Collected data entries:
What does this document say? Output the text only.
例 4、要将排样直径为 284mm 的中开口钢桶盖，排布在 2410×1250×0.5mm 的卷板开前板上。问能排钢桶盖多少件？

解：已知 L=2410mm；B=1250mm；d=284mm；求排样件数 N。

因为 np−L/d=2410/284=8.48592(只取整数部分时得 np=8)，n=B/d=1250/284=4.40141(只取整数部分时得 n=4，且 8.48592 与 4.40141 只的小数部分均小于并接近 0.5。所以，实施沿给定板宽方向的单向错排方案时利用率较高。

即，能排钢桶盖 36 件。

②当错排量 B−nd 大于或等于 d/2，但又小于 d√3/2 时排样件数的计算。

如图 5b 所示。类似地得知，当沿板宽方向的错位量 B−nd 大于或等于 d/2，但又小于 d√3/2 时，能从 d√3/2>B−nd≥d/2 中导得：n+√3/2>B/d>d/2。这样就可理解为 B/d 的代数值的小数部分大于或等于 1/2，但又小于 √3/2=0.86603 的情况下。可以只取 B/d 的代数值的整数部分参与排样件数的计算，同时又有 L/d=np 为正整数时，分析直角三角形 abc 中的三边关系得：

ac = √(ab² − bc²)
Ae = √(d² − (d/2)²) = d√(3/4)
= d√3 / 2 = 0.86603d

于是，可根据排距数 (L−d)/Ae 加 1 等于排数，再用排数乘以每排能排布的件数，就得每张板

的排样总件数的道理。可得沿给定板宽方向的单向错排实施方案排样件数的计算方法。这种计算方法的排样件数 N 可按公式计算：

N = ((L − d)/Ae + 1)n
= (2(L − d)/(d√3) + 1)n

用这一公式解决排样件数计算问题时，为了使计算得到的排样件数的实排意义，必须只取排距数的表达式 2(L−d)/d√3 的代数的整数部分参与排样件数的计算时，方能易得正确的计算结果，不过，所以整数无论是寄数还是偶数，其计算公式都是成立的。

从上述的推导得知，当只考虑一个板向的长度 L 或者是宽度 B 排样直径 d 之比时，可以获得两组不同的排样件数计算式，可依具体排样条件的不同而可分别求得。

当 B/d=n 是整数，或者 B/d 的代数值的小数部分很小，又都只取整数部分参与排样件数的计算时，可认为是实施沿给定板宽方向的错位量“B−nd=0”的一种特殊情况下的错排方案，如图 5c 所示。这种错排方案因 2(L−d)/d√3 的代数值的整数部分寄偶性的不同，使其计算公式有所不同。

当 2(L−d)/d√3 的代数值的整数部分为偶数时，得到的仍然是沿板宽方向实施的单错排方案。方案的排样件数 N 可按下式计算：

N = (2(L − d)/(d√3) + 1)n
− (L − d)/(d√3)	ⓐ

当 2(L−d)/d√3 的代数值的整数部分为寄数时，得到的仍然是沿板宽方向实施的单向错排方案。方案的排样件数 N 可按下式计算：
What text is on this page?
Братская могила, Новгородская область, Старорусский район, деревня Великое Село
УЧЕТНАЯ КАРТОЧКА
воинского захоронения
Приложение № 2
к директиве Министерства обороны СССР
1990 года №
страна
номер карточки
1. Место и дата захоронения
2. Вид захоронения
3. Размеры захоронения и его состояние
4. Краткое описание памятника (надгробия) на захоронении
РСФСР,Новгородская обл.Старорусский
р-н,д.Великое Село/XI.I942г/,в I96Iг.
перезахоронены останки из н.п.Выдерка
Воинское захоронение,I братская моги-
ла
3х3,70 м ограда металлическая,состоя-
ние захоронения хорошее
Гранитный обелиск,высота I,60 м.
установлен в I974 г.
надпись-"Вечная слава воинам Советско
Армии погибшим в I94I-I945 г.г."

▸ What is expected: Every entry should be printed again exactly as written.

▸ Problem solution:
What does this document say? Output the text only.
例 4、要将排样直径为 284mm 的中开口钢桶盖，排布在 2410×1250×0.5mm 的卷板开前板上。问能排钢桶盖多少件？

解：已知 L=2410mm；B=1250mm；d=284mm；求排样件数 N。

因为 np−L/d=2410/284=8.48592(只取整数部分时得 np=8)，n=B/d=1250/284=4.40141(只取整数部分时得 n=4，且 8.48592 与 4.40141 只的小数部分均小于并接近 0.5。所以，实施沿给定板宽方向的单向错排方案时利用率较高。

即，能排钢桶盖 36 件。

②当错排量 B−nd 大于或等于 d/2，但又小于 d√3/2 时排样件数的计算。

如图 5b 所示。类似地得知，当沿板宽方向的错位量 B−nd 大于或等于 d/2，但又小于 d√3/2 时，能从 d√3/2>B−nd≥d/2 中导得：n+√3/2>B/d>d/2。这样就可理解为 B/d 的代数值的小数部分大于或等于 1/2，但又小于 √3/2=0.86603 的情况下。可以只取 B/d 的代数值的整数部分参与排样件数的计算，同时又有 L/d=np 为正整数时，分析直角三角形 abc 中的三边关系得：

ac = √(ab² − bc²)
Ae = √(d² − (d/2)²) = d√(3/4)
= d√3 / 2 = 0.86603d

于是，可根据排距数 (L−d)/Ae 加 1 等于排数，再用排数乘以每排能排布的件数，就得每张板

的排样总件数的道理。可得沿给定板宽方向的单向错排实施方案排样件数的计算方法。这种计算方法的排样件数 N 可按公式计算：

N = ((L − d)/Ae + 1)n
= (2(L − d)/(d√3) + 1)n

用这一公式解决排样件数计算问题时，为了使计算得到的排样件数的实排意义，必须只取排距数的表达式 2(L−d)/d√3 的代数的整数部分参与排样件数的计算时，方能易得正确的计算结果，不过，所以整数无论是寄数还是偶数，其计算公式都是成立的。

从上述的推导得知，当只考虑一个板向的长度 L 或者是宽度 B 排样直径 d 之比时，可以获得两组不同的排样件数计算式，可依具体排样条件的不同而可分别求得。

当 B/d=n 是整数，或者 B/d 的代数值的小数部分很小，又都只取整数部分参与排样件数的计算时，可认为是实施沿给定板宽方向的错位量“B−nd=0”的一种特殊情况下的错排方案，如图 5c 所示。这种错排方案因 2(L−d)/d√3 的代数值的整数部分寄偶性的不同，使其计算公式有所不同。

当 2(L−d)/d√3 的代数值的整数部分为偶数时，得到的仍然是沿板宽方向实施的单错排方案。方案的排样件数 N 可按下式计算：

N = (2(L − d)/(d√3) + 1)n
− (L − d)/(d√3)	ⓐ

当 2(L−d)/d√3 的代数值的整数部分为寄数时，得到的仍然是沿板宽方向实施的单向错排方案。方案的排样件数 N 可按下式计算：
What text is on this page?
Братская могила, Новгородская область, Старорусский район, деревня Великое Село
УЧЕТНАЯ КАРТОЧКА
воинского захоронения
Приложение № 2
к директиве Министерства обороны СССР
1990 года №
страна
номер карточки
1. Место и дата захоронения
2. Вид захоронения
3. Размеры захоронения и его состояние
4. Краткое описание памятника (надгробия) на захоронении
РСФСР,Новгородская обл.Старорусский
р-н,д.Великое Село/XI.I942г/,в I96Iг.
перезахоронены останки из н.п.Выдерка
Воинское захоронение,I братская моги-
ла
3х3,70 м ограда металлическая,состоя-
ние захоронения хорошее
Гранитный обелиск,высота I,60 м.
установлен в I974 г.
надпись-"Вечная слава воинам Советско
Армии погибшим в I94I-I945 г.г."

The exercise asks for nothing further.